**Given request:** Return the listing below word for word.

**Records shown:**
::::
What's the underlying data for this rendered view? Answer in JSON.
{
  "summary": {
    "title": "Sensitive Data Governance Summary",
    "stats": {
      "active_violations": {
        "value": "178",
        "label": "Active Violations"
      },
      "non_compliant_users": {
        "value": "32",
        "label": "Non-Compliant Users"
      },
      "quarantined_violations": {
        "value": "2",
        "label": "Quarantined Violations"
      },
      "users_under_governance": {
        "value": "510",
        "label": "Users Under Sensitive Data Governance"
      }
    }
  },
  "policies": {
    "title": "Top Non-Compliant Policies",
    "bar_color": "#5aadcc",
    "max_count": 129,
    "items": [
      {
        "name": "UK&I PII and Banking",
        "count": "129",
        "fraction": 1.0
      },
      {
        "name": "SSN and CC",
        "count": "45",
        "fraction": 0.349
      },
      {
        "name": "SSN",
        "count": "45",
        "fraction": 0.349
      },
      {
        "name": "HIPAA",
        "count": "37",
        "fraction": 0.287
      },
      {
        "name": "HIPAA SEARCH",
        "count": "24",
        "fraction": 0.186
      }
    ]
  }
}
::::
**Complete response:**
What's the underlying data for this rendered view? Answer in JSON.
{
  "summary": {
    "title": "Sensitive Data Governance Summary",
    "stats": {
      "active_violations": {
        "value": "178",
        "label": "Active Violations"
      },
      "non_compliant_users": {
        "value": "32",
        "label": "Non-Compliant Users"
      },
      "quarantined_violations": {
        "value": "2",
        "label": "Quarantined Violations"
      },
      "users_under_governance": {
        "value": "510",
        "label": "Users Under Sensitive Data Governance"
      }
    }
  },
  "policies": {
    "title": "Top Non-Compliant Policies",
    "bar_color": "#5aadcc",
    "max_count": 129,
    "items": [
      {
        "name": "UK&I PII and Banking",
        "count": "129",
        "fraction": 1.0
      },
      {
        "name": "SSN and CC",
        "count": "45",
        "fraction": 0.349
      },
      {
        "name": "SSN",
        "count": "45",
        "fraction": 0.349
      },
      {
        "name": "HIPAA",
        "count": "37",
        "fraction": 0.287
      },
      {
        "name": "HIPAA SEARCH",
        "count": "24",
        "fraction": 0.186
      }
    ]
  }
}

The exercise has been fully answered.